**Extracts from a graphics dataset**
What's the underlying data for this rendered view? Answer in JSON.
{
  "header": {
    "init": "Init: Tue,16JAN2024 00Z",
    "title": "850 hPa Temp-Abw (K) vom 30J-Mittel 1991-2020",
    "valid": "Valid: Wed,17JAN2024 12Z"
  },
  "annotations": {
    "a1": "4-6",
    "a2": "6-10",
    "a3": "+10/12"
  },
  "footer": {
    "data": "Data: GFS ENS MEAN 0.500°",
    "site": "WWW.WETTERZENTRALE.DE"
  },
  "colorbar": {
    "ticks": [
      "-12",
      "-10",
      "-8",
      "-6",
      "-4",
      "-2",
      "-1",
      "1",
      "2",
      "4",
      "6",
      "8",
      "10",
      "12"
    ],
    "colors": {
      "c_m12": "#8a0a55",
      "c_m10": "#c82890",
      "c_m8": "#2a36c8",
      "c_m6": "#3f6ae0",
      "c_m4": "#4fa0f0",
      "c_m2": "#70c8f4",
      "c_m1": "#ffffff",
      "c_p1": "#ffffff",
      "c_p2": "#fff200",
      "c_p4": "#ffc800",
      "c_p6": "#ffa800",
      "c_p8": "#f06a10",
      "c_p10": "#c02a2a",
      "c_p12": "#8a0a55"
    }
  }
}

--

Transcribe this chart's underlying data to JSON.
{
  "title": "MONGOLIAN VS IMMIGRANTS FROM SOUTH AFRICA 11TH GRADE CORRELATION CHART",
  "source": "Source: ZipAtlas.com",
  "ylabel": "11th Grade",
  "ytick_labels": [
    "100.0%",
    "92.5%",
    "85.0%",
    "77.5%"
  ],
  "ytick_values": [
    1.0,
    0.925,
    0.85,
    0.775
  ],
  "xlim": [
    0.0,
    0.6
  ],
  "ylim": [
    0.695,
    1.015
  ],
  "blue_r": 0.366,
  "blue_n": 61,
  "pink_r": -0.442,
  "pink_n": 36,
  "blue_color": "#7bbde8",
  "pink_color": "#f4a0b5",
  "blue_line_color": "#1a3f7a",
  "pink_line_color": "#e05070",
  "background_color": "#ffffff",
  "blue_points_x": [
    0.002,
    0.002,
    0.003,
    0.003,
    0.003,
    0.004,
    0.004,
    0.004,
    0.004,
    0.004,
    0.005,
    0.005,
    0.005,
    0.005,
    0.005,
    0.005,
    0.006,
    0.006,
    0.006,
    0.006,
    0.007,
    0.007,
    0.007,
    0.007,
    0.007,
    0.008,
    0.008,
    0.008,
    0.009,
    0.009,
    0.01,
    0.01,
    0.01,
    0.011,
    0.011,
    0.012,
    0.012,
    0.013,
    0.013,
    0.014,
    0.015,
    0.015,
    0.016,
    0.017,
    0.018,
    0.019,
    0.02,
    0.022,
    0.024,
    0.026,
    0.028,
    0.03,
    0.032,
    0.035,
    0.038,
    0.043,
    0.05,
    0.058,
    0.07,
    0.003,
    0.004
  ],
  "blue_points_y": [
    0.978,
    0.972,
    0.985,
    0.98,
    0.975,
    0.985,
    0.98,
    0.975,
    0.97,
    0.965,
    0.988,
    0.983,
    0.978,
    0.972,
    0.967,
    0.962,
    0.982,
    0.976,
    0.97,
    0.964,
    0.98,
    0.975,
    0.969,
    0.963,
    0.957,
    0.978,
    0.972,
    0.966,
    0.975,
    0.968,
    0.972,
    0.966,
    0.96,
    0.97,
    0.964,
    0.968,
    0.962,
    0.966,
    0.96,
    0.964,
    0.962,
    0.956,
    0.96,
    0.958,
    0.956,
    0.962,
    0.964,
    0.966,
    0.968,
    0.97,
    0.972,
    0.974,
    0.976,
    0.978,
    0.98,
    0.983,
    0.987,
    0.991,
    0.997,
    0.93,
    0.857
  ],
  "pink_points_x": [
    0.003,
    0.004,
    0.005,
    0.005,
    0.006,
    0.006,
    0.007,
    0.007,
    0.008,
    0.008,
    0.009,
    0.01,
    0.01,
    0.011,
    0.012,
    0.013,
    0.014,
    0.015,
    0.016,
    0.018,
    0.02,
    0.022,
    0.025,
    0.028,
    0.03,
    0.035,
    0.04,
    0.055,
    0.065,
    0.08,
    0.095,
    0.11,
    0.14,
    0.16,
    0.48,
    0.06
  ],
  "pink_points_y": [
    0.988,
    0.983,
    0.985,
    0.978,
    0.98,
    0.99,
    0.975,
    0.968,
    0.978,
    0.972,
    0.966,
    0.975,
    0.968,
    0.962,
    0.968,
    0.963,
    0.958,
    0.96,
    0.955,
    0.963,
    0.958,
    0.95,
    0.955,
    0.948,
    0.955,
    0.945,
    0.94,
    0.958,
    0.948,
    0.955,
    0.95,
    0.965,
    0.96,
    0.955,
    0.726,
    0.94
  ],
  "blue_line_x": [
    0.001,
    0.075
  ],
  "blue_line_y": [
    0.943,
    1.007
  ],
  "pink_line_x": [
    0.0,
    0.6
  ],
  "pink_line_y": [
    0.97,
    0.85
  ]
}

**DIRECTIONS FOR THIS TASK**
Copy out every line where the word "title" occurs.

**SOLUTION BELOW**
    "title": "850 hPa Temp-Abw (K) vom 30J-Mittel 1991-2020",
  "title": "MONGOLIAN VS IMMIGRANTS FROM SOUTH AFRICA 11TH GRADE CORRELATION CHART",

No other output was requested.